(Figure data in JSON)
▬▬▬
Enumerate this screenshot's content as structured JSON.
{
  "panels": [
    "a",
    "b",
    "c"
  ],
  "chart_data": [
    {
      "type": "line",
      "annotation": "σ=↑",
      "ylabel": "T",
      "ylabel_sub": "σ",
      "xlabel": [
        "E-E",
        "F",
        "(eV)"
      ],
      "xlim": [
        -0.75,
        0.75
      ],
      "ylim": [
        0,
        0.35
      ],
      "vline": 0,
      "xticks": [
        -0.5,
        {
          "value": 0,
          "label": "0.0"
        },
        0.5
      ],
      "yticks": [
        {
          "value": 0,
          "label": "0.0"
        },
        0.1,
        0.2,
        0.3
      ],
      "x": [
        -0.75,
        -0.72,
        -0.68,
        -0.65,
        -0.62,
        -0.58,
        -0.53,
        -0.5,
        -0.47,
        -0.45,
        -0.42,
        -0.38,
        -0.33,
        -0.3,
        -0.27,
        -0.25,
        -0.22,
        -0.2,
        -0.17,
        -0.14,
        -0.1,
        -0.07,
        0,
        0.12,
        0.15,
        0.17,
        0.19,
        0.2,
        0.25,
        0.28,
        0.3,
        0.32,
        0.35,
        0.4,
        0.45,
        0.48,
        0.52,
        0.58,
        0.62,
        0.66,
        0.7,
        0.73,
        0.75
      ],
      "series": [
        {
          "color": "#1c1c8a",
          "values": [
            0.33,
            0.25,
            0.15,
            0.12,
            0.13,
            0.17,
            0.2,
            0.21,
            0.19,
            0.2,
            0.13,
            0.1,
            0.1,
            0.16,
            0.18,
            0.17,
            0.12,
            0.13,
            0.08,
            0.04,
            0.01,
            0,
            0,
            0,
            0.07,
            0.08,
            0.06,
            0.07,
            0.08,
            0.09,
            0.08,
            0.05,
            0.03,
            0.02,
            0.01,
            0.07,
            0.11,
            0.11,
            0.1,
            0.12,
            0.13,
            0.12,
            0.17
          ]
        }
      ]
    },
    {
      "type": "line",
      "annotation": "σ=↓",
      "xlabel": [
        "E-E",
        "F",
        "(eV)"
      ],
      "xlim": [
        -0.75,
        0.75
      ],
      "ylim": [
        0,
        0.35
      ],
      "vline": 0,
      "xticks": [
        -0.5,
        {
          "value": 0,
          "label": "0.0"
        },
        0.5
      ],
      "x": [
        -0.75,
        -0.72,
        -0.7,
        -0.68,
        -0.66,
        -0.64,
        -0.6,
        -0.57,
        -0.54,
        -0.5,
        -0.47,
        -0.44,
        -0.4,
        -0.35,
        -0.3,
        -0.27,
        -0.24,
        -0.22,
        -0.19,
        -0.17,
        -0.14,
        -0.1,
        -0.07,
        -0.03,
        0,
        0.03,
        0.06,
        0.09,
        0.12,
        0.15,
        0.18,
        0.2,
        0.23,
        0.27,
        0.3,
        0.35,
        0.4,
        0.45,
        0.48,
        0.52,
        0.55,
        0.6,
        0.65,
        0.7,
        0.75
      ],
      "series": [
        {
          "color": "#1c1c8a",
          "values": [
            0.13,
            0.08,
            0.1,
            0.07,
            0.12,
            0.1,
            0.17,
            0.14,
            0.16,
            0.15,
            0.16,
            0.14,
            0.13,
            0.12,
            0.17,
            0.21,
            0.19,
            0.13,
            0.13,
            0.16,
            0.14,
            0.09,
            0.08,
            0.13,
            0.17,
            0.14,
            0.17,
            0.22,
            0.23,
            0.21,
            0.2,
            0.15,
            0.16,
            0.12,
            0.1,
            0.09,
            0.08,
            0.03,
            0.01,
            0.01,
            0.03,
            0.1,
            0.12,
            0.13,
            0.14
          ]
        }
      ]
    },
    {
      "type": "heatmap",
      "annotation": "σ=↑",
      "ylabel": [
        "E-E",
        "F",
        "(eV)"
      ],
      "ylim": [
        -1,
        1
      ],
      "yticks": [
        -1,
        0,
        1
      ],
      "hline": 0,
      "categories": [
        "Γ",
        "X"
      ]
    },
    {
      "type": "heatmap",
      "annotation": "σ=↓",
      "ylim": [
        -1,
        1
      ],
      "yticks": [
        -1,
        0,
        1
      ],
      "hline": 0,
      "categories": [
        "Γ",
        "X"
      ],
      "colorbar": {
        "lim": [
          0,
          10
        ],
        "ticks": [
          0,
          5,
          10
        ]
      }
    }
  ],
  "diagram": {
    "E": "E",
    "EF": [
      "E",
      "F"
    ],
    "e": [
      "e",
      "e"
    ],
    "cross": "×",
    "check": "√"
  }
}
▬▬▬
* Your task: Return all of the data exactly as it reads.

* Answer for the task:
Enumerate this screenshot's content as structured JSON.
{
  "panels": [
    "a",
    "b",
    "c"
  ],
  "chart_data": [
    {
      "type": "line",
      "annotation": "σ=↑",
      "ylabel": "T",
      "ylabel_sub": "σ",
      "xlabel": [
        "E-E",
        "F",
        "(eV)"
      ],
      "xlim": [
        -0.75,
        0.75
      ],
      "ylim": [
        0,
        0.35
      ],
      "vline": 0,
      "xticks": [
        -0.5,
        {
          "value": 0,
          "label": "0.0"
        },
        0.5
      ],
      "yticks": [
        {
          "value": 0,
          "label": "0.0"
        },
        0.1,
        0.2,
        0.3
      ],
      "x": [
        -0.75,
        -0.72,
        -0.68,
        -0.65,
        -0.62,
        -0.58,
        -0.53,
        -0.5,
        -0.47,
        -0.45,
        -0.42,
        -0.38,
        -0.33,
        -0.3,
        -0.27,
        -0.25,
        -0.22,
        -0.2,
        -0.17,
        -0.14,
        -0.1,
        -0.07,
        0,
        0.12,
        0.15,
        0.17,
        0.19,
        0.2,
        0.25,
        0.28,
        0.3,
        0.32,
        0.35,
        0.4,
        0.45,
        0.48,
        0.52,
        0.58,
        0.62,
        0.66,
        0.7,
        0.73,
        0.75
      ],
      "series": [
        {
          "color": "#1c1c8a",
          "values": [
            0.33,
            0.25,
            0.15,
            0.12,
            0.13,
            0.17,
            0.2,
            0.21,
            0.19,
            0.2,
            0.13,
            0.1,
            0.1,
            0.16,
            0.18,
            0.17,
            0.12,
            0.13,
            0.08,
            0.04,
            0.01,
            0,
            0,
            0,
            0.07,
            0.08,
            0.06,
            0.07,
            0.08,
            0.09,
            0.08,
            0.05,
            0.03,
            0.02,
            0.01,
            0.07,
            0.11,
            0.11,
            0.1,
            0.12,
            0.13,
            0.12,
            0.17
          ]
        }
      ]
    },
    {
      "type": "line",
      "annotation": "σ=↓",
      "xlabel": [
        "E-E",
        "F",
        "(eV)"
      ],
      "xlim": [
        -0.75,
        0.75
      ],
      "ylim": [
        0,
        0.35
      ],
      "vline": 0,
      "xticks": [
        -0.5,
        {
          "value": 0,
          "label": "0.0"
        },
        0.5
      ],
      "x": [
        -0.75,
        -0.72,
        -0.7,
        -0.68,
        -0.66,
        -0.64,
        -0.6,
        -0.57,
        -0.54,
        -0.5,
        -0.47,
        -0.44,
        -0.4,
        -0.35,
        -0.3,
        -0.27,
        -0.24,
        -0.22,
        -0.19,
        -0.17,
        -0.14,
        -0.1,
        -0.07,
        -0.03,
        0,
        0.03,
        0.06,
        0.09,
        0.12,
        0.15,
        0.18,
        0.2,
        0.23,
        0.27,
        0.3,
        0.35,
        0.4,
        0.45,
        0.48,
        0.52,
        0.55,
        0.6,
        0.65,
        0.7,
        0.75
      ],
      "series": [
        {
          "color": "#1c1c8a",
          "values": [
            0.13,
            0.08,
            0.1,
            0.07,
            0.12,
            0.1,
            0.17,
            0.14,
            0.16,
            0.15,
            0.16,
            0.14,
            0.13,
            0.12,
            0.17,
            0.21,
            0.19,
            0.13,
            0.13,
            0.16,
            0.14,
            0.09,
            0.08,
            0.13,
            0.17,
            0.14,
            0.17,
            0.22,
            0.23,
            0.21,
            0.2,
            0.15,
            0.16,
            0.12,
            0.1,
            0.09,
            0.08,
            0.03,
            0.01,
            0.01,
            0.03,
            0.1,
            0.12,
            0.13,
            0.14
          ]
        }
      ]
    },
    {
      "type": "heatmap",
      "annotation": "σ=↑",
      "ylabel": [
        "E-E",
        "F",
        "(eV)"
      ],
      "ylim": [
        -1,
        1
      ],
      "yticks": [
        -1,
        0,
        1
      ],
      "hline": 0,
      "categories": [
        "Γ",
        "X"
      ]
    },
    {
      "type": "heatmap",
      "annotation": "σ=↓",
      "ylim": [
        -1,
        1
      ],
      "yticks": [
        -1,
        0,
        1
      ],
      "hline": 0,
      "categories": [
        "Γ",
        "X"
      ],
      "colorbar": {
        "lim": [
          0,
          10
        ],
        "ticks": [
          0,
          5,
          10
        ]
      }
    }
  ],
  "diagram": {
    "E": "E",
    "EF": [
      "E",
      "F"
    ],
    "e": [
      "e",
      "e"
    ],
    "cross": "×",
    "check": "√"
  }
}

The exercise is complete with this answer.